_PROBLEM TO WORK ON_
Show every line that has the string "Opočno" in it.

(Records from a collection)
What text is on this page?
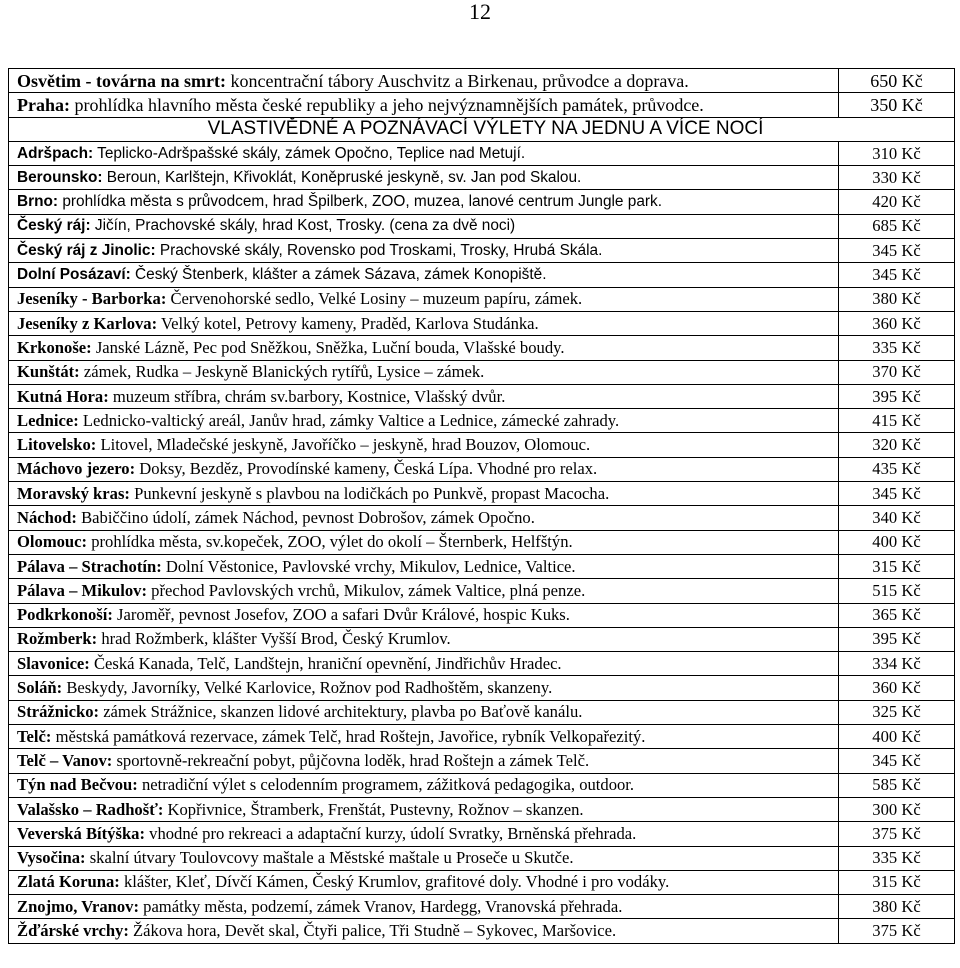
12
Osvětim - továrna na smrt: koncentrační tábory Auschvitz a Birkenau, průvodce a doprava.	650 Kč
Praha: prohlídka hlavního města české republiky a jeho nejvýznamnějších památek, průvodce.	350 Kč
VLASTIVĚDNÉ A POZNÁVACÍ VÝLETY NA JEDNU A VÍCE NOCÍ	
Adršpach: Teplicko-Adršpašské skály, zámek Opočno, Teplice nad Metují.	310 Kč
Berounsko: Beroun, Karlštejn, Křivoklát, Koněpruské jeskyně, sv. Jan pod Skalou.	330 Kč
Brno: prohlídka města s průvodcem, hrad Špilberk, ZOO, muzea, lanové centrum Jungle park.	420 Kč
Český ráj: Jičín, Prachovské skály, hrad Kost, Trosky. (cena za dvě noci)	685 Kč
Český ráj z Jinolic: Prachovské skály, Rovensko pod Troskami, Trosky, Hrubá Skála.	345 Kč
Dolní Posázaví: Český Štenberk, klášter a zámek Sázava, zámek Konopiště.	345 Kč
Jeseníky - Barborka: Červenohorské sedlo, Velké Losiny – muzeum papíru, zámek.	380 Kč
Jeseníky z Karlova: Velký kotel, Petrovy kameny, Praděd, Karlova Studánka.	360 Kč
Krkonoše: Janské Lázně, Pec pod Sněžkou, Sněžka, Luční bouda, Vlašské boudy.	335 Kč
Kunštát: zámek, Rudka – Jeskyně Blanických rytířů, Lysice – zámek.	370 Kč
Kutná Hora: muzeum stříbra, chrám sv.barbory, Kostnice, Vlašský dvůr.	395 Kč
Lednice: Lednicko-valtický areál, Janův hrad, zámky Valtice a Lednice, zámecké zahrady.	415 Kč
Litovelsko: Litovel, Mladečské jeskyně, Javoříčko – jeskyně, hrad Bouzov, Olomouc.	320 Kč
Máchovo jezero: Doksy, Bezděz, Provodínské kameny, Česká Lípa. Vhodné pro relax.	435 Kč
Moravský kras: Punkevní jeskyně s plavbou na lodičkách po Punkvě, propast Macocha.	345 Kč
Náchod: Babiččino údolí, zámek Náchod, pevnost Dobrošov, zámek Opočno.	340 Kč
Olomouc: prohlídka města, sv.kopeček, ZOO, výlet do okolí – Šternberk, Helfštýn.	400 Kč
Pálava – Strachotín: Dolní Věstonice, Pavlovské vrchy, Mikulov, Lednice, Valtice.	315 Kč
Pálava – Mikulov: přechod Pavlovských vrchů, Mikulov, zámek Valtice, plná penze.	515 Kč
Podkrkonoší: Jaroměř, pevnost Josefov, ZOO a safari Dvůr Králové, hospic Kuks.	365 Kč
Rožmberk: hrad Rožmberk, klášter Vyšší Brod, Český Krumlov.	395 Kč
Slavonice: Česká Kanada, Telč, Landštejn, hraniční opevnění, Jindřichův Hradec.	334 Kč
Soláň: Beskydy, Javorníky, Velké Karlovice, Rožnov pod Radhoštěm, skanzeny.	360 Kč
Strážnicko: zámek Strážnice, skanzen lidové architektury, plavba po Baťově kanálu.	325 Kč
Telč: městská památková rezervace, zámek Telč, hrad Roštejn, Javořice, rybník Velkopařezitý.	400 Kč
Telč – Vanov: sportovně-rekreační pobyt, půjčovna loděk, hrad Roštejn a zámek Telč.	345 Kč
Týn nad Bečvou: netradiční výlet s celodenním programem, zážitková pedagogika, outdoor.	585 Kč
Valašsko – Radhošť: Kopřivnice, Štramberk, Frenštát, Pustevny, Rožnov – skanzen.	300 Kč
Veverská Bítýška: vhodné pro rekreaci a adaptační kurzy, údolí Svratky, Brněnská přehrada.	375 Kč
Vysočina: skalní útvary Toulovcovy maštale a Městské maštale u Proseče u Skutče.	335 Kč
Zlatá Koruna: klášter, Kleť, Dívčí Kámen, Český Krumlov, grafitové doly. Vhodné i pro vodáky.	315 Kč
Znojmo, Vranov: památky města, podzemí, zámek Vranov, Hardegg, Vranovská přehrada.	380 Kč
Žďárské vrchy: Žákova hora, Devět skal, Čtyři palice, Tři Studně – Sykovec, Maršovice.	375 Kč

_EXERCISE SOLUTION_
Adršpach: Teplicko-Adršpašské skály, zámek Opočno, Teplice nad Metují.	310 Kč
Náchod: Babiččino údolí, zámek Náchod, pevnost Dobrošov, zámek Opočno.	340 Kč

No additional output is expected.